Problem description: Please resume the Spark commit email below, picking up right after its last line.

This is an automated email from the ASF dual-hosted git repository.

dongjoon pushed a commit to branch master
in repository https://gitbox.apache.org/repos/asf/spark.git


The following commit(s) were added to refs/heads/master by this push:
     new 294af6e31639 [SPARK-49680][PYTHON] Limit `Sphinx` build parallelism to 
4 by default
294af6e31639 is described below

commit 294af6e31639d6f6ac51f961f319866f077b5302
Author: Dongjoon Hyun <[email protected]>
AuthorDate: Mon Sep 16 20:52:28 2024 -0700

    [SPARK-49680][PYTHON] Limit `Sphinx` build parallelism to 4 by default
    
    ### What changes were proposed in this pull request?
    
    This PR aims to limit `Sphinx` build parallelism to 4 by default for the 
following goals.
    - This will preserve the same speed in GitHub Action environment.
    - This will prevent the exhaustive `SparkSubmit` invocation in large 
machines like `c6i.24xlarge`.
    - The user still can override by providing `SPHINXOPTS`.
    
    ### Why are the changes needed?

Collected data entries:
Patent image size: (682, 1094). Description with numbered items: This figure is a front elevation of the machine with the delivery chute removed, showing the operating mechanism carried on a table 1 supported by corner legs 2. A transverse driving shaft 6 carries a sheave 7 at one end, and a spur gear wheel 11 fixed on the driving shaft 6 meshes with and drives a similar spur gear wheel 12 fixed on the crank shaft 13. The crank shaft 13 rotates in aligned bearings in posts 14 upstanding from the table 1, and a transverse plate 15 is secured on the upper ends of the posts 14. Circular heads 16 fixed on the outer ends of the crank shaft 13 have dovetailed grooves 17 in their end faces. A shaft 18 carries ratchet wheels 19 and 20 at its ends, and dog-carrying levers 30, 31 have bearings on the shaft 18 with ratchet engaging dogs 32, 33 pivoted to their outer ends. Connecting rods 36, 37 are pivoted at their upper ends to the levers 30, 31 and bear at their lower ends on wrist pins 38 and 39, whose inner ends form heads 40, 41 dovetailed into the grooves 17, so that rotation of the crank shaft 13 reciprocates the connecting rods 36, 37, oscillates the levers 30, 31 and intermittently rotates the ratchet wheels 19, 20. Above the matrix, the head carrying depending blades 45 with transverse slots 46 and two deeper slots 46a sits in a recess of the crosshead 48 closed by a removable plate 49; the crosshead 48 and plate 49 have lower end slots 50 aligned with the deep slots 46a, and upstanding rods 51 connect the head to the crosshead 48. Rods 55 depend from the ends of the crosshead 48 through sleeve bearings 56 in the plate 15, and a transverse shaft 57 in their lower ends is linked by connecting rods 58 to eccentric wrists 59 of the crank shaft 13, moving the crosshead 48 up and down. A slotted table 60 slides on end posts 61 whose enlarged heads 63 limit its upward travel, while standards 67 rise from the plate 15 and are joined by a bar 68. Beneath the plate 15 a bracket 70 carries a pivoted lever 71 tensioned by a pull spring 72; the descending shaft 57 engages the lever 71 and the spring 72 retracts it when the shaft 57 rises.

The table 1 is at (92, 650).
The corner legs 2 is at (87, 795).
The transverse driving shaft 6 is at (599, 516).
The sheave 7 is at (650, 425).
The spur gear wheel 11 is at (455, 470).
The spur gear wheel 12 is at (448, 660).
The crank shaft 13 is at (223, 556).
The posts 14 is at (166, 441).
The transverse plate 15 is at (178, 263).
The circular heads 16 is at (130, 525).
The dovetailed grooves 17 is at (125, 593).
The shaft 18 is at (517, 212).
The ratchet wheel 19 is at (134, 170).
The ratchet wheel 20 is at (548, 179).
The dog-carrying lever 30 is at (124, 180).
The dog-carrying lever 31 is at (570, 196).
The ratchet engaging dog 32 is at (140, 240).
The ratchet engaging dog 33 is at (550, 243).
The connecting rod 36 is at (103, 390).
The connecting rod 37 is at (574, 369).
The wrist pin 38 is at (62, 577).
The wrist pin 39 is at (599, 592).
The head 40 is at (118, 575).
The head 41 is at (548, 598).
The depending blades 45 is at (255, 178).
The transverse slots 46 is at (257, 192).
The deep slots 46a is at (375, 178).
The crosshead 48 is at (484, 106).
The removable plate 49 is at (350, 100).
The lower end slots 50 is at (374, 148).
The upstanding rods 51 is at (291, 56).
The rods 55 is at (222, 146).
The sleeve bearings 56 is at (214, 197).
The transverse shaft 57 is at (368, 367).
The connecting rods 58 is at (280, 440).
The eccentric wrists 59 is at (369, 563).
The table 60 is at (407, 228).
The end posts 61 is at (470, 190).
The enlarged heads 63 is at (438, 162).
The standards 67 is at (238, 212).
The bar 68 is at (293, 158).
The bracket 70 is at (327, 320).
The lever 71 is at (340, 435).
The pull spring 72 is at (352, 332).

Solved exercise:
    
    `Sphinx` parallelism feature was added via the following on 2024-01-10.
    
    - #44680
    
    However, unfortunately, this breaks Python API doc generation in large 
machines because this means the number of parallel `SparkSubmit` invocation of 
PySpark. In addition, given that each `PySpark` currently is launched with 
`local[*]`, this ends up `N * N` `pyspark.daemon`s.
    
    In other words, as of today, this default setting, `auto`, seems to work on 
low-core machine like `GitHub Action` runners (4 cores). For example, this 
breaks `Python` documentations build even on M3 Max environment and this is 
worse on large EC2 machines (c7i.24xlarge). You can see the failure locally 
like this.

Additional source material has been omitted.